┌─ Passage shown

Skip to content

How to Delegate Work to Sub-agents with Deep Agents

Problem

When I build AI agents for complex workflows, I hit the same wall every time: context window limits. My agent starts great, but as the conversation grows, it forgets earlier instructions or gets confused by too much information.

I tried breaking tasks into smaller prompts, but that created a new problem—managing state across multiple conversations. Then I discovered Deep Agents and its task tool for spawning sub-agents with isolated context windows.

What I needed

My research agent had to do three things that fought each other:

  1. Search the web for information
  2. Analyze and synthesize findings
  3. Generate a final report

Each step required different tools and context. When I tried to do everything in one conversation, the agent got confused. It would mix up search queries with analysis, or forget to include sources in the final report.

└─
┌─ Excerpted data

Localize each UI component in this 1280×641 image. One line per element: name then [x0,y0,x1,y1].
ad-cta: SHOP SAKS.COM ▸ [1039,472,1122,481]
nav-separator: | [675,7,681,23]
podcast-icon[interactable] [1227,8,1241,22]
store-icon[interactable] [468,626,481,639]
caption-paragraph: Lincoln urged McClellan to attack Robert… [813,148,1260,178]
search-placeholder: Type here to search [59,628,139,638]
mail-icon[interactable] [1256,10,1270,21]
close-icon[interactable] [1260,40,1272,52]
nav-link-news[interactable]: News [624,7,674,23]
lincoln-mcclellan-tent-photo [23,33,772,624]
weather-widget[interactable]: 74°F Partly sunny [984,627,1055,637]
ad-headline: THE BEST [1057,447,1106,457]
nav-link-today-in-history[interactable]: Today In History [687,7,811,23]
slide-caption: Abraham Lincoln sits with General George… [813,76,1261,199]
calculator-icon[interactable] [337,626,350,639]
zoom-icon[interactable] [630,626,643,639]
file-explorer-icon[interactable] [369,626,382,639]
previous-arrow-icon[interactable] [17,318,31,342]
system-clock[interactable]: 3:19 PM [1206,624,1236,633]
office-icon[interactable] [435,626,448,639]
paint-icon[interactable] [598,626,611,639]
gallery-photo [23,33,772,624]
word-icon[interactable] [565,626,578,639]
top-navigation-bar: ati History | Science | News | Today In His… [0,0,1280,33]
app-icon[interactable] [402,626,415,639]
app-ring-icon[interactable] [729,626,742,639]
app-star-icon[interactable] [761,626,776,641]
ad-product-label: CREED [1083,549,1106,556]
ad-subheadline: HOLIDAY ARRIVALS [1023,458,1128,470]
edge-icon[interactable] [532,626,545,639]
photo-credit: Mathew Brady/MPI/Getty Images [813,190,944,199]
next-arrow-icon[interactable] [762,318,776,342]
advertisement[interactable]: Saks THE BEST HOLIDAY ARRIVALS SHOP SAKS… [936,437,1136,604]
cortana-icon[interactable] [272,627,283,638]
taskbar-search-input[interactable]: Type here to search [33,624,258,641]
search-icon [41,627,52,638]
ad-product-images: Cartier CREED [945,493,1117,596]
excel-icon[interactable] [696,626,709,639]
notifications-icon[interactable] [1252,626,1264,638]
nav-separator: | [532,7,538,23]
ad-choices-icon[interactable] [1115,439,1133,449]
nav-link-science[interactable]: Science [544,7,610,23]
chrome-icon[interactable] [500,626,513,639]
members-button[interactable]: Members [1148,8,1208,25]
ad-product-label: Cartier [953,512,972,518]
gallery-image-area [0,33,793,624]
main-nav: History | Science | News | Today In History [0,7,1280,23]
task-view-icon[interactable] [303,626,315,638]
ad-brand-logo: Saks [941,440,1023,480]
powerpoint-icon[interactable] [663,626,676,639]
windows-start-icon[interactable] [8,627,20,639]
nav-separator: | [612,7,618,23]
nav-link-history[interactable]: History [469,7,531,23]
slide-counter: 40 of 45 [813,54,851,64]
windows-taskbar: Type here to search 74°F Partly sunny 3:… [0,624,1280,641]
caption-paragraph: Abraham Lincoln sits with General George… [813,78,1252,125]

└─

■ **Goal of the exercise**
From the passage on delegating work to sub-agents, reproduce word for word the portion starting with "When I build" and going on through "too much information.".

■ **Written response**
When I build AI agents for complex workflows, I hit the same wall every time: context window limits. My agent starts great, but as the conversation grows, it forgets earlier instructions or gets confused by too much information.